▶ **Requirement**:
Below are some entries. Output each one exactly as it appears.

▶ **Raw records**:
--- START ---

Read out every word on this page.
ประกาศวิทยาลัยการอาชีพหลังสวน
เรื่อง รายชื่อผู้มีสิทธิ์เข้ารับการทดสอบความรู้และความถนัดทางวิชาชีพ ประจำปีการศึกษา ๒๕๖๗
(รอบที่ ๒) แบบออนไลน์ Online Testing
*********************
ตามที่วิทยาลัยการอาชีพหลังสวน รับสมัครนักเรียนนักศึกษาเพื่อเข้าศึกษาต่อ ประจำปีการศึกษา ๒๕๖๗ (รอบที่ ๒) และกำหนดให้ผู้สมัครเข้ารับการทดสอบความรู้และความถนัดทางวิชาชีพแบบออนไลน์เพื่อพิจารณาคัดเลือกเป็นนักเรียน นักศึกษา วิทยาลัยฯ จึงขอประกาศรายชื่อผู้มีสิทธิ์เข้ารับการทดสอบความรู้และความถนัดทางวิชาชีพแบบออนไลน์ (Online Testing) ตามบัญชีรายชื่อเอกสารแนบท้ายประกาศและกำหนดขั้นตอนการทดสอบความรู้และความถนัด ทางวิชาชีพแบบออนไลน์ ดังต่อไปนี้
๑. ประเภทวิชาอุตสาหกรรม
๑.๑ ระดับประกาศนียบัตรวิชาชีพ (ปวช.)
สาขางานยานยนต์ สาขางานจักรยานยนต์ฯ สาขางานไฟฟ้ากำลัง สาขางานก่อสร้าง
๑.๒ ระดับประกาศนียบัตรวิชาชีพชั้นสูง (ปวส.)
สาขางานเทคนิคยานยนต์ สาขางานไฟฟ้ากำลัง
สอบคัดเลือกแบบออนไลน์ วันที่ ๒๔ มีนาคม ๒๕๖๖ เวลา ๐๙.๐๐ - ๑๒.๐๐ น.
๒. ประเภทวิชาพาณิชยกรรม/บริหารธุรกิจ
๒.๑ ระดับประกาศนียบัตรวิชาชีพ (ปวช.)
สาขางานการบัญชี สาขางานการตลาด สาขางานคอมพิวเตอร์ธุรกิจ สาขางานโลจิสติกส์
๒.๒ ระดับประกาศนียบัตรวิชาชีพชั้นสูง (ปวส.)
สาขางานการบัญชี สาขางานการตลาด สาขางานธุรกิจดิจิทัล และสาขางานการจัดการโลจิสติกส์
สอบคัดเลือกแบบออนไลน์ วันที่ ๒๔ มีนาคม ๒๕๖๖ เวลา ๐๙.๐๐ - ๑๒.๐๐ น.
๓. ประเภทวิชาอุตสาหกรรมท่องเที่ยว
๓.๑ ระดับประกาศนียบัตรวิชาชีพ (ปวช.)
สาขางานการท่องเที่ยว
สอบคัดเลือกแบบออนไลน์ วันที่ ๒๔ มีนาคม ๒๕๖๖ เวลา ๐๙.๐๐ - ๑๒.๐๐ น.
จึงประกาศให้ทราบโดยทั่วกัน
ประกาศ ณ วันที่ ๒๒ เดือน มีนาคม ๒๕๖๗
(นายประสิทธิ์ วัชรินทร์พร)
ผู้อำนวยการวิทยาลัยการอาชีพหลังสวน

--- END ---

▶ **Answer to this problem**:
Read out every word on this page.
ประกาศวิทยาลัยการอาชีพหลังสวน
เรื่อง รายชื่อผู้มีสิทธิ์เข้ารับการทดสอบความรู้และความถนัดทางวิชาชีพ ประจำปีการศึกษา ๒๕๖๗
(รอบที่ ๒) แบบออนไลน์ Online Testing
*********************
ตามที่วิทยาลัยการอาชีพหลังสวน รับสมัครนักเรียนนักศึกษาเพื่อเข้าศึกษาต่อ ประจำปีการศึกษา ๒๕๖๗ (รอบที่ ๒) และกำหนดให้ผู้สมัครเข้ารับการทดสอบความรู้และความถนัดทางวิชาชีพแบบออนไลน์เพื่อพิจารณาคัดเลือกเป็นนักเรียน นักศึกษา วิทยาลัยฯ จึงขอประกาศรายชื่อผู้มีสิทธิ์เข้ารับการทดสอบความรู้และความถนัดทางวิชาชีพแบบออนไลน์ (Online Testing) ตามบัญชีรายชื่อเอกสารแนบท้ายประกาศและกำหนดขั้นตอนการทดสอบความรู้และความถนัด ทางวิชาชีพแบบออนไลน์ ดังต่อไปนี้
๑. ประเภทวิชาอุตสาหกรรม
๑.๑ ระดับประกาศนียบัตรวิชาชีพ (ปวช.)
สาขางานยานยนต์ สาขางานจักรยานยนต์ฯ สาขางานไฟฟ้ากำลัง สาขางานก่อสร้าง
๑.๒ ระดับประกาศนียบัตรวิชาชีพชั้นสูง (ปวส.)
สาขางานเทคนิคยานยนต์ สาขางานไฟฟ้ากำลัง
สอบคัดเลือกแบบออนไลน์ วันที่ ๒๔ มีนาคม ๒๕๖๖ เวลา ๐๙.๐๐ - ๑๒.๐๐ น.
๒. ประเภทวิชาพาณิชยกรรม/บริหารธุรกิจ
๒.๑ ระดับประกาศนียบัตรวิชาชีพ (ปวช.)
สาขางานการบัญชี สาขางานการตลาด สาขางานคอมพิวเตอร์ธุรกิจ สาขางานโลจิสติกส์
๒.๒ ระดับประกาศนียบัตรวิชาชีพชั้นสูง (ปวส.)
สาขางานการบัญชี สาขางานการตลาด สาขางานธุรกิจดิจิทัล และสาขางานการจัดการโลจิสติกส์
สอบคัดเลือกแบบออนไลน์ วันที่ ๒๔ มีนาคม ๒๕๖๖ เวลา ๐๙.๐๐ - ๑๒.๐๐ น.
๓. ประเภทวิชาอุตสาหกรรมท่องเที่ยว
๓.๑ ระดับประกาศนียบัตรวิชาชีพ (ปวช.)
สาขางานการท่องเที่ยว
สอบคัดเลือกแบบออนไลน์ วันที่ ๒๔ มีนาคม ๒๕๖๖ เวลา ๐๙.๐๐ - ๑๒.๐๐ น.
จึงประกาศให้ทราบโดยทั่วกัน
ประกาศ ณ วันที่ ๒๒ เดือน มีนาคม ๒๕๖๗
(นายประสิทธิ์ วัชรินทร์พร)
ผู้อำนวยการวิทยาลัยการอาชีพหลังสวน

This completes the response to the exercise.